### PAGE
Publication: Communications News
Date: Tuesday, May 1 2007

Running a successful business means running efficient applications. When building and optimizing the network infrastructure that supports these applications, however, the need for speed, security and availability is usually associated with increases in capital spending and the labor-intensive tasks

of acquiring more bandwidth, adding more security appliances and buying two of everything for redundancy.

A new network infrastructure design concept can increase performance and reduce costs. Service delivery networking (SDN) is an infrastructure design methodology that allows organizations to increase the speed, security and availability of their mission-critical applications.

In today's modular, non-SDN environments, the components of network, security and compliance are managed independently. Mission-critical data traverses these components over a variety of products run by different functions or groups within the organization.

In contrast, an SDN infrastructure is viewed as a vehicle for providing a service to an application, instead of each component in the IT environment being a separate resource. Security and regulatory compliance are "enabled" to the application through a few mouse clicks rather than rewritten into the application. The network has the intelligence to recognize individual applications and provide or supplement compliance, security and performance services.

To put it another way, while network equipment was traditionally only aware of Layers 1-3 in the open system interconnection (OSI) model, with SDN architecture, each networking device has awareness of all seven layers in the OSI model and can make decisions based on the content in those layers.

SDNs are not faster because of bigger pipes, but because they are application aware. Data can be managed and routed based on the individual application needs rather than by IP address, port number or protocol. Because performance, security and compliance are built directly into the network fabric, the number of networking devices is consolidated, yielding another performance improvement.

One area where SDNs can help is with payment card industry (PCI) compliance, which is a significant challenge for any organization that accepts credit cards. Almost every major business is affected, and compliance presents financial and technical hurdles.

One component of PCI compliance is the requirement to encrypt transmissions of credit card numbers, expiration dates and security codes. There may be a dozen or more applications that need to be compliant. The IT team may have to work with each application and business unit independently to ensure compliance requirements are met. This means a substantial investment in development time, money and resources to modify each application. This scenario could also apply to other compliance initiatives such as HIPAA, GLBA or SOX.

In an SDN environment, the network components (i.e., routers or switches) recognize the pattern of a credit card in the TCP/IP data stream and know what kind of application it came from. They then mask or encrypt that information seamlessly, working with the application to deliver the security requirements of PCI.

The network device then logs these events and is capable of delivering an audit trail for future review. Through a management console, an auditor is able to see where and when a credit card number traversed the environment from start to finish-all without modifying the original application.

Although SDN represents a new design concept, organizations do not necessarily have to spend a lot of money to realize its benefits. In fact, some SDN environments can be created without adding additional hardware. For many companies, converting an existing infrastructure to an SDN design will not be an expensive proposition.

Depending on the hardware vendor(s) and the age of current equipment, SDN could be just a software upgrade away. If your networking equipment was purchased in the last 12-18 months, it may already be capable of supporting SDN's performance, security and ROI benefits.

Joel A. Pogar is director of network solutions for Forsythe Solutions Group, Skokie, Ill.

### REQUIREMENT
Answer these questions from the article on service delivery networking above:
1. Under SDN architecture, how many layers of the OSI model is each networking device aware of?
2. Which three items does PCI compliance require to be encrypted when transmitted?
3. Networking equipment bought within what period may already be able to support SDN?

### DATA PROVIDED
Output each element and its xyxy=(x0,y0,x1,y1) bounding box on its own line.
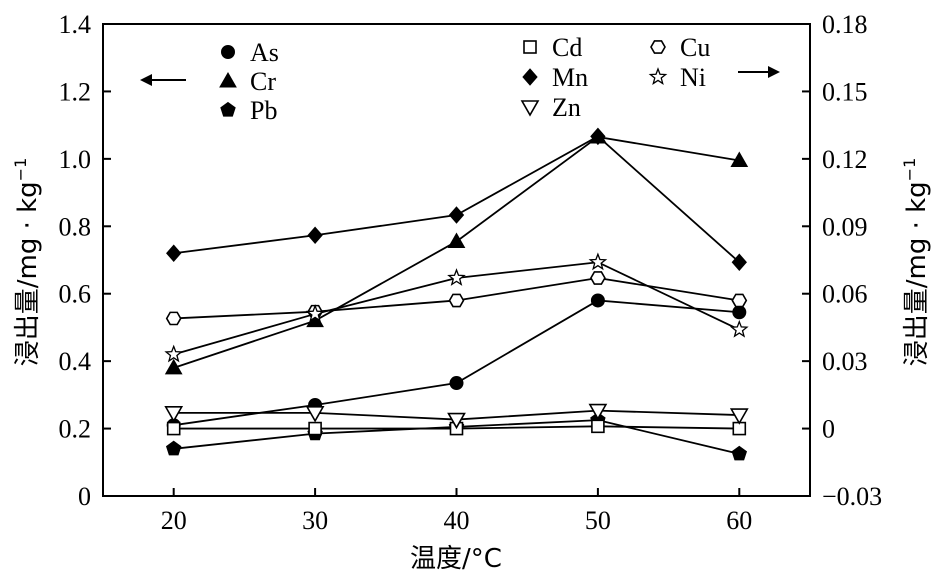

### RESULT
1. All seven layers.
2. Credit card numbers, expiration dates and security codes.
3. The last 12-18 months.